Each line of the listing that contains the word "Supply" is to be copied.

........

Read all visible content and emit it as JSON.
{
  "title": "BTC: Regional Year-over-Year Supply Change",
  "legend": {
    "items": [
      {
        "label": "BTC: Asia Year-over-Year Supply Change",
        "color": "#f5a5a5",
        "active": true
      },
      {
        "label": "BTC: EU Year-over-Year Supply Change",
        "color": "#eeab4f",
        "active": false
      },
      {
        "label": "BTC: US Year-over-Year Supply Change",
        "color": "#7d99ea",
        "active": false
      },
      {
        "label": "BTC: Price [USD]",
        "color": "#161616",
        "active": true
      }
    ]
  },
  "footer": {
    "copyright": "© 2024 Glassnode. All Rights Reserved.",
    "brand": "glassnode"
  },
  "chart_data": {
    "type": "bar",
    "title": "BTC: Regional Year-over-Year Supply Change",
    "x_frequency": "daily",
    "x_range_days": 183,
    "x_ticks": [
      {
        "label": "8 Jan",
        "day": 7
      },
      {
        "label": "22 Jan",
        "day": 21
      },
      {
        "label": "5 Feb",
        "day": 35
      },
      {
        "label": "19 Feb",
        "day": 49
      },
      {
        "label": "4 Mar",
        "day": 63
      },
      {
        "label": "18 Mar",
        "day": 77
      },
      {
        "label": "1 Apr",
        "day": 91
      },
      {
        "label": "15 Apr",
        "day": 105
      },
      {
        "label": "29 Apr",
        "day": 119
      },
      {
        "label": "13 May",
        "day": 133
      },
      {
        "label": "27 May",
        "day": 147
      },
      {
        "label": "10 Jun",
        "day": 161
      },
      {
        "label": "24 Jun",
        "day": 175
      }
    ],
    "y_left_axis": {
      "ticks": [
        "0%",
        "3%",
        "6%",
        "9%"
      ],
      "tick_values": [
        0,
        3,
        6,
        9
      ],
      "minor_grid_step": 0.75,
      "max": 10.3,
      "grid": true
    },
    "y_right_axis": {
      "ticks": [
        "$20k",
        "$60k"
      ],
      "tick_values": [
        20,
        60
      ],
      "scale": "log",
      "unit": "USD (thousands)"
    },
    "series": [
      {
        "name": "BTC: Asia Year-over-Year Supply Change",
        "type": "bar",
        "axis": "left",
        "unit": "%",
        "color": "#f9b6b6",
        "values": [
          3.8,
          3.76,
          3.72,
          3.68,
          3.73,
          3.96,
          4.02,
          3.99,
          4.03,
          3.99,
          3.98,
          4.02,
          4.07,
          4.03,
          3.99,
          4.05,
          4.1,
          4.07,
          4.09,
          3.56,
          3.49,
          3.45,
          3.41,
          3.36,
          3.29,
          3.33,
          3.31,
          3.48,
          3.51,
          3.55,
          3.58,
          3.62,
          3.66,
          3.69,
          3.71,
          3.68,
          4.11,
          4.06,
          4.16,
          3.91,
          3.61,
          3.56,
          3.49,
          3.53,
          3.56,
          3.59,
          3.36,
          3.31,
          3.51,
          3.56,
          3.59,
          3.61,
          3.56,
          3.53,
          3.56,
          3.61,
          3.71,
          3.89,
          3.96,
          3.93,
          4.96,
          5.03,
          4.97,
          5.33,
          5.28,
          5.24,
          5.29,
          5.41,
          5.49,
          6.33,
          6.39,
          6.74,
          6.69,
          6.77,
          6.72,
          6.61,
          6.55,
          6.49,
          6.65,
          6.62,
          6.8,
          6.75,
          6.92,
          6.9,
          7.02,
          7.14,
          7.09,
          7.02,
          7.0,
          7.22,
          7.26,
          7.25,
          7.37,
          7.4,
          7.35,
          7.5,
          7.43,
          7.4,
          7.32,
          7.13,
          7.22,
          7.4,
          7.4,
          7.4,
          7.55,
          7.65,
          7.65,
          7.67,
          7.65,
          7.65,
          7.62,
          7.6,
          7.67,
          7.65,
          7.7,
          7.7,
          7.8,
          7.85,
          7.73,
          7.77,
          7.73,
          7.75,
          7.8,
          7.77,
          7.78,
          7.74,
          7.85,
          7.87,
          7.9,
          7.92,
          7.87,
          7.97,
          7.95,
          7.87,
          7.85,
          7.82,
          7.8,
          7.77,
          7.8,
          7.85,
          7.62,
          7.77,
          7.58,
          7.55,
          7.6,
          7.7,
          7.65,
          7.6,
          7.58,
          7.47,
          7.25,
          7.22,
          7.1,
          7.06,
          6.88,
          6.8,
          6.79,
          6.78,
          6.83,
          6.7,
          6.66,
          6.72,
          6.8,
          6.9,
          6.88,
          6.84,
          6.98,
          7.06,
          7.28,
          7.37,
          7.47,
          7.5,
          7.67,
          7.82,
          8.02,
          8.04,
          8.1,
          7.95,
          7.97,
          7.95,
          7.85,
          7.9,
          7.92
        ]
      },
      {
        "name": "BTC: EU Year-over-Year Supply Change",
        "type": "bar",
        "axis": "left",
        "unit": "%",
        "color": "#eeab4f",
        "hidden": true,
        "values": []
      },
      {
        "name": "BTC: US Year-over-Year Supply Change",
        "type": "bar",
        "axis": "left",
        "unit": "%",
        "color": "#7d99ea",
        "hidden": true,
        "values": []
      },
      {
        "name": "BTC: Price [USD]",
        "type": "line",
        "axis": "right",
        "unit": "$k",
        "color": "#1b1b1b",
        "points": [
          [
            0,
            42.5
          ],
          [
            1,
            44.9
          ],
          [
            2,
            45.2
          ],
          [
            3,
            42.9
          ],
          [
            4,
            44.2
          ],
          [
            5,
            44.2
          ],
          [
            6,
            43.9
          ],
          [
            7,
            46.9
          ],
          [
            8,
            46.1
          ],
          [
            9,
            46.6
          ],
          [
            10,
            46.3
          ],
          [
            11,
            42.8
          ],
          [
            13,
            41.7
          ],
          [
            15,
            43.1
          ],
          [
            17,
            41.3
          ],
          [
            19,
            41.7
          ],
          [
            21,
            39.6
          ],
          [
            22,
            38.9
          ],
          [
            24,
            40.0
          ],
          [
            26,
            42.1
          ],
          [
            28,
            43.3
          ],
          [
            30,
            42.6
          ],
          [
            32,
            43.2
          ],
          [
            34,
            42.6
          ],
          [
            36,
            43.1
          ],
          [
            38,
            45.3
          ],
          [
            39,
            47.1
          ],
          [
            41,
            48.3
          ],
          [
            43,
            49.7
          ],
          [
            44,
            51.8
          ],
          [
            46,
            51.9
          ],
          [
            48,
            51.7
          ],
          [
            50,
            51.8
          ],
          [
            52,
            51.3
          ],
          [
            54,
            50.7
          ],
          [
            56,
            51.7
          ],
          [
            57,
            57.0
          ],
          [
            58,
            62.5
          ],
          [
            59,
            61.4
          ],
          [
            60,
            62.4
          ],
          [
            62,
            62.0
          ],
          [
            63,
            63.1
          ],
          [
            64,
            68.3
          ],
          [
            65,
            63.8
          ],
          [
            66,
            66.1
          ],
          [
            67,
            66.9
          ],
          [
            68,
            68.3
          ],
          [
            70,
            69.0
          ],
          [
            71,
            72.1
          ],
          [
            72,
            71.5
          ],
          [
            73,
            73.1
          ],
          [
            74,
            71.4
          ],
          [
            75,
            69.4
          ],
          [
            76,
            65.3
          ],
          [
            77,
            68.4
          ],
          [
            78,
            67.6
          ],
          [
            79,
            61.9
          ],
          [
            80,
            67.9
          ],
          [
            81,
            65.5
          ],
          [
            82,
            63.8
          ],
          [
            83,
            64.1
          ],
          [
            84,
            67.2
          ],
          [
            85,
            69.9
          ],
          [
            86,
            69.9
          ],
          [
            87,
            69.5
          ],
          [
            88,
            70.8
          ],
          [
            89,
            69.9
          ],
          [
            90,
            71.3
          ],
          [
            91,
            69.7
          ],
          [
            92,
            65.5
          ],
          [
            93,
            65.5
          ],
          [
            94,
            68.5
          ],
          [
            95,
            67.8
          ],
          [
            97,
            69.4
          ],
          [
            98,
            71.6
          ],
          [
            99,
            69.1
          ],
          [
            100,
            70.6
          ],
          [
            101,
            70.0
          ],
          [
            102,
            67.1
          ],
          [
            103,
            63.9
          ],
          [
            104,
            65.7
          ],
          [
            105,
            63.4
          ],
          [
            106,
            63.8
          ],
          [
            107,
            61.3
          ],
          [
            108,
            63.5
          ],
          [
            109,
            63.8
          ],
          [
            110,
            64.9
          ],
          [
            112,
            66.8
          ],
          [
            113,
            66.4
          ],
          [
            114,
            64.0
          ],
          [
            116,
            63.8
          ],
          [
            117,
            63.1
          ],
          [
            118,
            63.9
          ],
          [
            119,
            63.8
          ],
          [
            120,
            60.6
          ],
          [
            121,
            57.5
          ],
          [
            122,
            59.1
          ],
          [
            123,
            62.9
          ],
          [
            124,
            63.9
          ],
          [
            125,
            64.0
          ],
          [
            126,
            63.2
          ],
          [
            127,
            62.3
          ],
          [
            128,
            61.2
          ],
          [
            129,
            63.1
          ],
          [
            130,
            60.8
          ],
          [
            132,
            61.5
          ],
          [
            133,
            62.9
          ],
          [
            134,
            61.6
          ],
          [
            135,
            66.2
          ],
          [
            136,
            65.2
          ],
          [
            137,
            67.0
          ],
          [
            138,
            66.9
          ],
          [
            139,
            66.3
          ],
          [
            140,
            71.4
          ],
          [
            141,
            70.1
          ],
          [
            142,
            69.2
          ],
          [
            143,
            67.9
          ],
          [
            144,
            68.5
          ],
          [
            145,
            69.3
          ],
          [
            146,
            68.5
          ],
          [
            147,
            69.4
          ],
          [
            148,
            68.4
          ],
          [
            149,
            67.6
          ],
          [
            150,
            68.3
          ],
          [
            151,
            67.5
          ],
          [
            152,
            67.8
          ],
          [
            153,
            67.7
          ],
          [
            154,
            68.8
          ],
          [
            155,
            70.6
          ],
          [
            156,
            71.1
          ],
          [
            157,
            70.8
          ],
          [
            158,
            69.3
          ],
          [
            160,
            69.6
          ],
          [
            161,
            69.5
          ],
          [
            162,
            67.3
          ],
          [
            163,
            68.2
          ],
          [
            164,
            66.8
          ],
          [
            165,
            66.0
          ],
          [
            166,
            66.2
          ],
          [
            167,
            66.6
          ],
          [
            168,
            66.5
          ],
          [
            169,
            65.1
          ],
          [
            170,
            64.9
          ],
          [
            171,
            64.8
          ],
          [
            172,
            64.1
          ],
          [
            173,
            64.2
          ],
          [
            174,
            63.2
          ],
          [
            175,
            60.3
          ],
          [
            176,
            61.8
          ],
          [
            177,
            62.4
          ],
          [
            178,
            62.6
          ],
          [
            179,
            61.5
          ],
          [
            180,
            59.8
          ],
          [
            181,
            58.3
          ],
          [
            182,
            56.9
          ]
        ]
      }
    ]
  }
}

........

§ Solution to the exercise:
  "title": "BTC: Regional Year-over-Year Supply Change",
        "label": "BTC: Asia Year-over-Year Supply Change",
        "label": "BTC: EU Year-over-Year Supply Change",
        "label": "BTC: US Year-over-Year Supply Change",
    "title": "BTC: Regional Year-over-Year Supply Change",
        "name": "BTC: Asia Year-over-Year Supply Change",
        "name": "BTC: EU Year-over-Year Supply Change",
        "name": "BTC: US Year-over-Year Supply Change",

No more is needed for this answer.